_Do this:_
Type out every line below exactly as it reads.

_Records for the task:_
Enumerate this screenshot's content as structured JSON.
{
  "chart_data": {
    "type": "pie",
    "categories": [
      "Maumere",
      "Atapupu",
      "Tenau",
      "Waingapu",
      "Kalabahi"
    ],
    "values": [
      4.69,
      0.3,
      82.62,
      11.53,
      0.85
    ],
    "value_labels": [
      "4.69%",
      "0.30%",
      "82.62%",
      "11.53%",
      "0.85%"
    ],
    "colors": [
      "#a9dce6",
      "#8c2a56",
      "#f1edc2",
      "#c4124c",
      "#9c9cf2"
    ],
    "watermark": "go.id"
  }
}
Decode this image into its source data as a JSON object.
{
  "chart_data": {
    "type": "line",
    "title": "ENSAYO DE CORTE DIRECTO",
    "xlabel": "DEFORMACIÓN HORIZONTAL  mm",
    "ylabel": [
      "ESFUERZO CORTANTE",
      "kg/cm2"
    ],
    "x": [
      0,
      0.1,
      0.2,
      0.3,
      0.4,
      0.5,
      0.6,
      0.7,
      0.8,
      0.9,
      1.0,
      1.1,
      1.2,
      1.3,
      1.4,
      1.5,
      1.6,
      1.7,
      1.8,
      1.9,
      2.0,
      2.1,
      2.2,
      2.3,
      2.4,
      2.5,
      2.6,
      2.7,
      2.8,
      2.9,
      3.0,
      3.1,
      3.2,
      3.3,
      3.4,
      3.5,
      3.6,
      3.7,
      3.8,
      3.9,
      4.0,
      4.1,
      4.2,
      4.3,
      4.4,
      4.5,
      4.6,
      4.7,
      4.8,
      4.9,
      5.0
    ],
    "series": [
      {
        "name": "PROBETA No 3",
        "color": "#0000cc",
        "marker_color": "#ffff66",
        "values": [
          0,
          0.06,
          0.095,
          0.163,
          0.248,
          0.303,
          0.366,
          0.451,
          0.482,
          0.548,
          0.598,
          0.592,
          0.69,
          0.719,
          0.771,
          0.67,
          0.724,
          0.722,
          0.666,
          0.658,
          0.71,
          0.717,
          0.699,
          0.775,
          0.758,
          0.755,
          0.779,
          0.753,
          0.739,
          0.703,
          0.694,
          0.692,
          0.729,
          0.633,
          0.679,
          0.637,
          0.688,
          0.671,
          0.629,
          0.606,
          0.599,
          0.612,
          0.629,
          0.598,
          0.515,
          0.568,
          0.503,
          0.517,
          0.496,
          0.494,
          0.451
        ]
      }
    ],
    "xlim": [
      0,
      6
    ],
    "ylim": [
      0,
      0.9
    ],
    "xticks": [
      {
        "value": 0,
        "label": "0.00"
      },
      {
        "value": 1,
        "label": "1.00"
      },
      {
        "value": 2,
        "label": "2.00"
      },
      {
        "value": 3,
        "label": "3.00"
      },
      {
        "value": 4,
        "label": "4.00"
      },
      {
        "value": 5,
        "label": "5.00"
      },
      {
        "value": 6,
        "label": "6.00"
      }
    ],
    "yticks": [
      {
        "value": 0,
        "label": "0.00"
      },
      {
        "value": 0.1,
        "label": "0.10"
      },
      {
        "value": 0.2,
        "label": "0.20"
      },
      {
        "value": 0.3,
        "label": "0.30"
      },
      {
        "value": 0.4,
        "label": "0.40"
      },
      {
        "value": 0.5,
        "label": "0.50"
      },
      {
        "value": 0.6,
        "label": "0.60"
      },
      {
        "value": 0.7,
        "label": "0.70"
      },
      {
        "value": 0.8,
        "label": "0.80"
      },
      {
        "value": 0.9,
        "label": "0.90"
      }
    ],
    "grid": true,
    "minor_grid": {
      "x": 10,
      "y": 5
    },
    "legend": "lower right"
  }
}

_Problem solution:_
Enumerate this screenshot's content as structured JSON.
{
  "chart_data": {
    "type": "pie",
    "categories": [
      "Maumere",
      "Atapupu",
      "Tenau",
      "Waingapu",
      "Kalabahi"
    ],
    "values": [
      4.69,
      0.3,
      82.62,
      11.53,
      0.85
    ],
    "value_labels": [
      "4.69%",
      "0.30%",
      "82.62%",
      "11.53%",
      "0.85%"
    ],
    "colors": [
      "#a9dce6",
      "#8c2a56",
      "#f1edc2",
      "#c4124c",
      "#9c9cf2"
    ],
    "watermark": "go.id"
  }
}
Decode this image into its source data as a JSON object.
{
  "chart_data": {
    "type": "line",
    "title": "ENSAYO DE CORTE DIRECTO",
    "xlabel": "DEFORMACIÓN HORIZONTAL  mm",
    "ylabel": [
      "ESFUERZO CORTANTE",
      "kg/cm2"
    ],
    "x": [
      0,
      0.1,
      0.2,
      0.3,
      0.4,
      0.5,
      0.6,
      0.7,
      0.8,
      0.9,
      1.0,
      1.1,
      1.2,
      1.3,
      1.4,
      1.5,
      1.6,
      1.7,
      1.8,
      1.9,
      2.0,
      2.1,
      2.2,
      2.3,
      2.4,
      2.5,
      2.6,
      2.7,
      2.8,
      2.9,
      3.0,
      3.1,
      3.2,
      3.3,
      3.4,
      3.5,
      3.6,
      3.7,
      3.8,
      3.9,
      4.0,
      4.1,
      4.2,
      4.3,
      4.4,
      4.5,
      4.6,
      4.7,
      4.8,
      4.9,
      5.0
    ],
    "series": [
      {
        "name": "PROBETA No 3",
        "color": "#0000cc",
        "marker_color": "#ffff66",
        "values": [
          0,
          0.06,
          0.095,
          0.163,
          0.248,
          0.303,
          0.366,
          0.451,
          0.482,
          0.548,
          0.598,
          0.592,
          0.69,
          0.719,
          0.771,
          0.67,
          0.724,
          0.722,
          0.666,
          0.658,
          0.71,
          0.717,
          0.699,
          0.775,
          0.758,
          0.755,
          0.779,
          0.753,
          0.739,
          0.703,
          0.694,
          0.692,
          0.729,
          0.633,
          0.679,
          0.637,
          0.688,
          0.671,
          0.629,
          0.606,
          0.599,
          0.612,
          0.629,
          0.598,
          0.515,
          0.568,
          0.503,
          0.517,
          0.496,
          0.494,
          0.451
        ]
      }
    ],
    "xlim": [
      0,
      6
    ],
    "ylim": [
      0,
      0.9
    ],
    "xticks": [
      {
        "value": 0,
        "label": "0.00"
      },
      {
        "value": 1,
        "label": "1.00"
      },
      {
        "value": 2,
        "label": "2.00"
      },
      {
        "value": 3,
        "label": "3.00"
      },
      {
        "value": 4,
        "label": "4.00"
      },
      {
        "value": 5,
        "label": "5.00"
      },
      {
        "value": 6,
        "label": "6.00"
      }
    ],
    "yticks": [
      {
        "value": 0,
        "label": "0.00"
      },
      {
        "value": 0.1,
        "label": "0.10"
      },
      {
        "value": 0.2,
        "label": "0.20"
      },
      {
        "value": 0.3,
        "label": "0.30"
      },
      {
        "value": 0.4,
        "label": "0.40"
      },
      {
        "value": 0.5,
        "label": "0.50"
      },
      {
        "value": 0.6,
        "label": "0.60"
      },
      {
        "value": 0.7,
        "label": "0.70"
      },
      {
        "value": 0.8,
        "label": "0.80"
      },
      {
        "value": 0.9,
        "label": "0.90"
      }
    ],
    "grid": true,
    "minor_grid": {
      "x": 10,
      "y": 5
    },
    "legend": "lower right"
  }
}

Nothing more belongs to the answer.